## YOUR INSTRUCTIONS
Reproduce the listing verbatim.

## INFORMATION SUPPLIED
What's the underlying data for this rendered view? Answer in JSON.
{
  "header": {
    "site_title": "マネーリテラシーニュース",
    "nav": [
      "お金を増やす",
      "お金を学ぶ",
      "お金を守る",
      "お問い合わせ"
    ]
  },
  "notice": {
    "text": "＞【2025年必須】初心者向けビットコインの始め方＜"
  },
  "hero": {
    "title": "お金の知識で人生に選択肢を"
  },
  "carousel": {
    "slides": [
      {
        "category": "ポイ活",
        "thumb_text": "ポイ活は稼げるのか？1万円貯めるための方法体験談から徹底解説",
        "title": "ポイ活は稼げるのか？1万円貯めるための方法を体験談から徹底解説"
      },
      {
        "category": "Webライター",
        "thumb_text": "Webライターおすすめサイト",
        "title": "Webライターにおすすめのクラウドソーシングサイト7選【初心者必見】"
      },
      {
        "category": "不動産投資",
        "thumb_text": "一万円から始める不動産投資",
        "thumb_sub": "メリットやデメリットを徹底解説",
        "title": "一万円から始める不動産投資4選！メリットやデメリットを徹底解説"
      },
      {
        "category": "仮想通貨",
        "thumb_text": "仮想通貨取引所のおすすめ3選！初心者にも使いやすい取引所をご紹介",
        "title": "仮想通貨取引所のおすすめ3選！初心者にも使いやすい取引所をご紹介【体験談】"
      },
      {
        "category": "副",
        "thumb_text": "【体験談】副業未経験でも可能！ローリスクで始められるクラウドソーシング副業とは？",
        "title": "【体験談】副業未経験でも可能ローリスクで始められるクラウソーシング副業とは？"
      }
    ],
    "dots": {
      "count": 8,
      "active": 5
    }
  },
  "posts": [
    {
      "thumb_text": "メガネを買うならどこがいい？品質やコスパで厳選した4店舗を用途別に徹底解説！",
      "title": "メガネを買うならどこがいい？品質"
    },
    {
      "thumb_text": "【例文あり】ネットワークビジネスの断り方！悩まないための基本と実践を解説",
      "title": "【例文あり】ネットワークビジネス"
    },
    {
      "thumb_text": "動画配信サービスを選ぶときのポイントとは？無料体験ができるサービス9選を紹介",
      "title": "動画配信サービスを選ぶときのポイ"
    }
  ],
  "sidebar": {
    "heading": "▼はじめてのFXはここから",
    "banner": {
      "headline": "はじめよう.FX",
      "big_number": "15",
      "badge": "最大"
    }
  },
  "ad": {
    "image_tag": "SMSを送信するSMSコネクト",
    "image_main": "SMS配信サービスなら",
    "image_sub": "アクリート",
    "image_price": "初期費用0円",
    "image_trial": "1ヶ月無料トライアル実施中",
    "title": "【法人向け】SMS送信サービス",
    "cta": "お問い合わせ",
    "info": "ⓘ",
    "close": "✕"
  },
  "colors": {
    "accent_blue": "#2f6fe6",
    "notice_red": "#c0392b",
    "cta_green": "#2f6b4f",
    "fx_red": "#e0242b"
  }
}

## ANSWER TO THE EXERCISE
What's the underlying data for this rendered view? Answer in JSON.
{
  "header": {
    "site_title": "マネーリテラシーニュース",
    "nav": [
      "お金を増やす",
      "お金を学ぶ",
      "お金を守る",
      "お問い合わせ"
    ]
  },
  "notice": {
    "text": "＞【2025年必須】初心者向けビットコインの始め方＜"
  },
  "hero": {
    "title": "お金の知識で人生に選択肢を"
  },
  "carousel": {
    "slides": [
      {
        "category": "ポイ活",
        "thumb_text": "ポイ活は稼げるのか？1万円貯めるための方法体験談から徹底解説",
        "title": "ポイ活は稼げるのか？1万円貯めるための方法を体験談から徹底解説"
      },
      {
        "category": "Webライター",
        "thumb_text": "Webライターおすすめサイト",
        "title": "Webライターにおすすめのクラウドソーシングサイト7選【初心者必見】"
      },
      {
        "category": "不動産投資",
        "thumb_text": "一万円から始める不動産投資",
        "thumb_sub": "メリットやデメリットを徹底解説",
        "title": "一万円から始める不動産投資4選！メリットやデメリットを徹底解説"
      },
      {
        "category": "仮想通貨",
        "thumb_text": "仮想通貨取引所のおすすめ3選！初心者にも使いやすい取引所をご紹介",
        "title": "仮想通貨取引所のおすすめ3選！初心者にも使いやすい取引所をご紹介【体験談】"
      },
      {
        "category": "副",
        "thumb_text": "【体験談】副業未経験でも可能！ローリスクで始められるクラウドソーシング副業とは？",
        "title": "【体験談】副業未経験でも可能ローリスクで始められるクラウソーシング副業とは？"
      }
    ],
    "dots": {
      "count": 8,
      "active": 5
    }
  },
  "posts": [
    {
      "thumb_text": "メガネを買うならどこがいい？品質やコスパで厳選した4店舗を用途別に徹底解説！",
      "title": "メガネを買うならどこがいい？品質"
    },
    {
      "thumb_text": "【例文あり】ネットワークビジネスの断り方！悩まないための基本と実践を解説",
      "title": "【例文あり】ネットワークビジネス"
    },
    {
      "thumb_text": "動画配信サービスを選ぶときのポイントとは？無料体験ができるサービス9選を紹介",
      "title": "動画配信サービスを選ぶときのポイ"
    }
  ],
  "sidebar": {
    "heading": "▼はじめてのFXはここから",
    "banner": {
      "headline": "はじめよう.FX",
      "big_number": "15",
      "badge": "最大"
    }
  },
  "ad": {
    "image_tag": "SMSを送信するSMSコネクト",
    "image_main": "SMS配信サービスなら",
    "image_sub": "アクリート",
    "image_price": "初期費用0円",
    "image_trial": "1ヶ月無料トライアル実施中",
    "title": "【法人向け】SMS送信サービス",
    "cta": "お問い合わせ",
    "info": "ⓘ",
    "close": "✕"
  },
  "colors": {
    "accent_blue": "#2f6fe6",
    "notice_red": "#c0392b",
    "cta_green": "#2f6b4f",
    "fx_red": "#e0242b"
  }
}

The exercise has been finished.